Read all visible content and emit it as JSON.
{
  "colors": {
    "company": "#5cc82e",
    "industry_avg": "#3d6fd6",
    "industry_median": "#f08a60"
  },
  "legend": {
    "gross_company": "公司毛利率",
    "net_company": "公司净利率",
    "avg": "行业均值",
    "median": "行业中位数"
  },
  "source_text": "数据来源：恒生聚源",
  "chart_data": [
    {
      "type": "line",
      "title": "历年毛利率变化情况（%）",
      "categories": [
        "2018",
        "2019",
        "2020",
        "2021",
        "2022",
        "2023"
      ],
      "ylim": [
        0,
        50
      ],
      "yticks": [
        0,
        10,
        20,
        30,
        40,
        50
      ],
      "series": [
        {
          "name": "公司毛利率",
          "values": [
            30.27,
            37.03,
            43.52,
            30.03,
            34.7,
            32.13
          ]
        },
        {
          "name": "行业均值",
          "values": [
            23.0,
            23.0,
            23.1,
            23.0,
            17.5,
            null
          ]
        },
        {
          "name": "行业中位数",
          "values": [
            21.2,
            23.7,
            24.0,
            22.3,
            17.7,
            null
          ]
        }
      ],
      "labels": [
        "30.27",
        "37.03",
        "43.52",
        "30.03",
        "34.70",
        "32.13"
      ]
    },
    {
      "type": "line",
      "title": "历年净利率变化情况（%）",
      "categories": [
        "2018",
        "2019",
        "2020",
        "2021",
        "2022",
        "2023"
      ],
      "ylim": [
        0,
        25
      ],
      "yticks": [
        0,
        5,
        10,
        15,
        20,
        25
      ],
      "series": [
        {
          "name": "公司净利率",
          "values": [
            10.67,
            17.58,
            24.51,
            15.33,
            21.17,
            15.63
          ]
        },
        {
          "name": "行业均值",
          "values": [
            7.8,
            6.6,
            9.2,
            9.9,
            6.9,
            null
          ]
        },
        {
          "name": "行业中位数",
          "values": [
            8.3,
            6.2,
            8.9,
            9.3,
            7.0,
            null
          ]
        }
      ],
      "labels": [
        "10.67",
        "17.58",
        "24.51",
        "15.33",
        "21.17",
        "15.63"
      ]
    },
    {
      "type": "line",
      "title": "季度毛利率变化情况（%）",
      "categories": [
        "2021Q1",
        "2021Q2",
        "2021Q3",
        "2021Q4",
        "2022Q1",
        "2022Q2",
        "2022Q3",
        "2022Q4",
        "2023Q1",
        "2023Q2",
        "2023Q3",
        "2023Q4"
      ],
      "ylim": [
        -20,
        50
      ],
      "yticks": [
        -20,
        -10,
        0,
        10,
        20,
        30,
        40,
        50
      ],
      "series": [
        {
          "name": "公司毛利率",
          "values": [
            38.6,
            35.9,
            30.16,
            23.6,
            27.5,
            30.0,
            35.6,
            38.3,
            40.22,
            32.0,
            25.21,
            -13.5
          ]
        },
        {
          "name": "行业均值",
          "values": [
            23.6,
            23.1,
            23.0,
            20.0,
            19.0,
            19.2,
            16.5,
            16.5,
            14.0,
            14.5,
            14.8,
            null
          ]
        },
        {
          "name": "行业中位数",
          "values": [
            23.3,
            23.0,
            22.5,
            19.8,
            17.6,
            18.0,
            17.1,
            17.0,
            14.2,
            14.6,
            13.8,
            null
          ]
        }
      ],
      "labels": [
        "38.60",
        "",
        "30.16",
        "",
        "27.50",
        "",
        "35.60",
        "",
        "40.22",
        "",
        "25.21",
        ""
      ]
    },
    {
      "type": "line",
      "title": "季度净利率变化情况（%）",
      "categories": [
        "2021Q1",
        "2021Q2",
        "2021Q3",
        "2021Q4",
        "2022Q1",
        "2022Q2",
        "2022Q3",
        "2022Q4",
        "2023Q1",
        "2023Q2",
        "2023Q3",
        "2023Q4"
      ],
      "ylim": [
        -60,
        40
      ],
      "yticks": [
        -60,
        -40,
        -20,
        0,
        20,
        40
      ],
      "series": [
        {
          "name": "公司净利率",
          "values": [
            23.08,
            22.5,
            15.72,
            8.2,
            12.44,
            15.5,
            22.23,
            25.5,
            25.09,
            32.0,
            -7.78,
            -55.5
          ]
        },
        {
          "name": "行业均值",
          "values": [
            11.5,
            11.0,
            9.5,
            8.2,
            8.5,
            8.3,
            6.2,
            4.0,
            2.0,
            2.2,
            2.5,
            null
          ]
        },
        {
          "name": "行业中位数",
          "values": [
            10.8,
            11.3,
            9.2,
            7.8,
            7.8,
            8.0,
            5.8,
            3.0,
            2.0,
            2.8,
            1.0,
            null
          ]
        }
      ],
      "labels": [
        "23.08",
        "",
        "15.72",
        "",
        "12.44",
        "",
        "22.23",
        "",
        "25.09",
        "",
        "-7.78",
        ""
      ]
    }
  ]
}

···

*What this task involves*
Print all the data exactly.

*Written response*
Read all visible content and emit it as JSON.
{
  "colors": {
    "company": "#5cc82e",
    "industry_avg": "#3d6fd6",
    "industry_median": "#f08a60"
  },
  "legend": {
    "gross_company": "公司毛利率",
    "net_company": "公司净利率",
    "avg": "行业均值",
    "median": "行业中位数"
  },
  "source_text": "数据来源：恒生聚源",
  "chart_data": [
    {
      "type": "line",
      "title": "历年毛利率变化情况（%）",
      "categories": [
        "2018",
        "2019",
        "2020",
        "2021",
        "2022",
        "2023"
      ],
      "ylim": [
        0,
        50
      ],
      "yticks": [
        0,
        10,
        20,
        30,
        40,
        50
      ],
      "series": [
        {
          "name": "公司毛利率",
          "values": [
            30.27,
            37.03,
            43.52,
            30.03,
            34.7,
            32.13
          ]
        },
        {
          "name": "行业均值",
          "values": [
            23.0,
            23.0,
            23.1,
            23.0,
            17.5,
            null
          ]
        },
        {
          "name": "行业中位数",
          "values": [
            21.2,
            23.7,
            24.0,
            22.3,
            17.7,
            null
          ]
        }
      ],
      "labels": [
        "30.27",
        "37.03",
        "43.52",
        "30.03",
        "34.70",
        "32.13"
      ]
    },
    {
      "type": "line",
      "title": "历年净利率变化情况（%）",
      "categories": [
        "2018",
        "2019",
        "2020",
        "2021",
        "2022",
        "2023"
      ],
      "ylim": [
        0,
        25
      ],
      "yticks": [
        0,
        5,
        10,
        15,
        20,
        25
      ],
      "series": [
        {
          "name": "公司净利率",
          "values": [
            10.67,
            17.58,
            24.51,
            15.33,
            21.17,
            15.63
          ]
        },
        {
          "name": "行业均值",
          "values": [
            7.8,
            6.6,
            9.2,
            9.9,
            6.9,
            null
          ]
        },
        {
          "name": "行业中位数",
          "values": [
            8.3,
            6.2,
            8.9,
            9.3,
            7.0,
            null
          ]
        }
      ],
      "labels": [
        "10.67",
        "17.58",
        "24.51",
        "15.33",
        "21.17",
        "15.63"
      ]
    },
    {
      "type": "line",
      "title": "季度毛利率变化情况（%）",
      "categories": [
        "2021Q1",
        "2021Q2",
        "2021Q3",
        "2021Q4",
        "2022Q1",
        "2022Q2",
        "2022Q3",
        "2022Q4",
        "2023Q1",
        "2023Q2",
        "2023Q3",
        "2023Q4"
      ],
      "ylim": [
        -20,
        50
      ],
      "yticks": [
        -20,
        -10,
        0,
        10,
        20,
        30,
        40,
        50
      ],
      "series": [
        {
          "name": "公司毛利率",
          "values": [
            38.6,
            35.9,
            30.16,
            23.6,
            27.5,
            30.0,
            35.6,
            38.3,
            40.22,
            32.0,
            25.21,
            -13.5
          ]
        },
        {
          "name": "行业均值",
          "values": [
            23.6,
            23.1,
            23.0,
            20.0,
            19.0,
            19.2,
            16.5,
            16.5,
            14.0,
            14.5,
            14.8,
            null
          ]
        },
        {
          "name": "行业中位数",
          "values": [
            23.3,
            23.0,
            22.5,
            19.8,
            17.6,
            18.0,
            17.1,
            17.0,
            14.2,
            14.6,
            13.8,
            null
          ]
        }
      ],
      "labels": [
        "38.60",
        "",
        "30.16",
        "",
        "27.50",
        "",
        "35.60",
        "",
        "40.22",
        "",
        "25.21",
        ""
      ]
    },
    {
      "type": "line",
      "title": "季度净利率变化情况（%）",
      "categories": [
        "2021Q1",
        "2021Q2",
        "2021Q3",
        "2021Q4",
        "2022Q1",
        "2022Q2",
        "2022Q3",
        "2022Q4",
        "2023Q1",
        "2023Q2",
        "2023Q3",
        "2023Q4"
      ],
      "ylim": [
        -60,
        40
      ],
      "yticks": [
        -60,
        -40,
        -20,
        0,
        20,
        40
      ],
      "series": [
        {
          "name": "公司净利率",
          "values": [
            23.08,
            22.5,
            15.72,
            8.2,
            12.44,
            15.5,
            22.23,
            25.5,
            25.09,
            32.0,
            -7.78,
            -55.5
          ]
        },
        {
          "name": "行业均值",
          "values": [
            11.5,
            11.0,
            9.5,
            8.2,
            8.5,
            8.3,
            6.2,
            4.0,
            2.0,
            2.2,
            2.5,
            null
          ]
        },
        {
          "name": "行业中位数",
          "values": [
            10.8,
            11.3,
            9.2,
            7.8,
            7.8,
            8.0,
            5.8,
            3.0,
            2.0,
            2.8,
            1.0,
            null
          ]
        }
      ],
      "labels": [
        "23.08",
        "",
        "15.72",
        "",
        "12.44",
        "",
        "22.23",
        "",
        "25.09",
        "",
        "-7.78",
        ""
      ]
    }
  ]
}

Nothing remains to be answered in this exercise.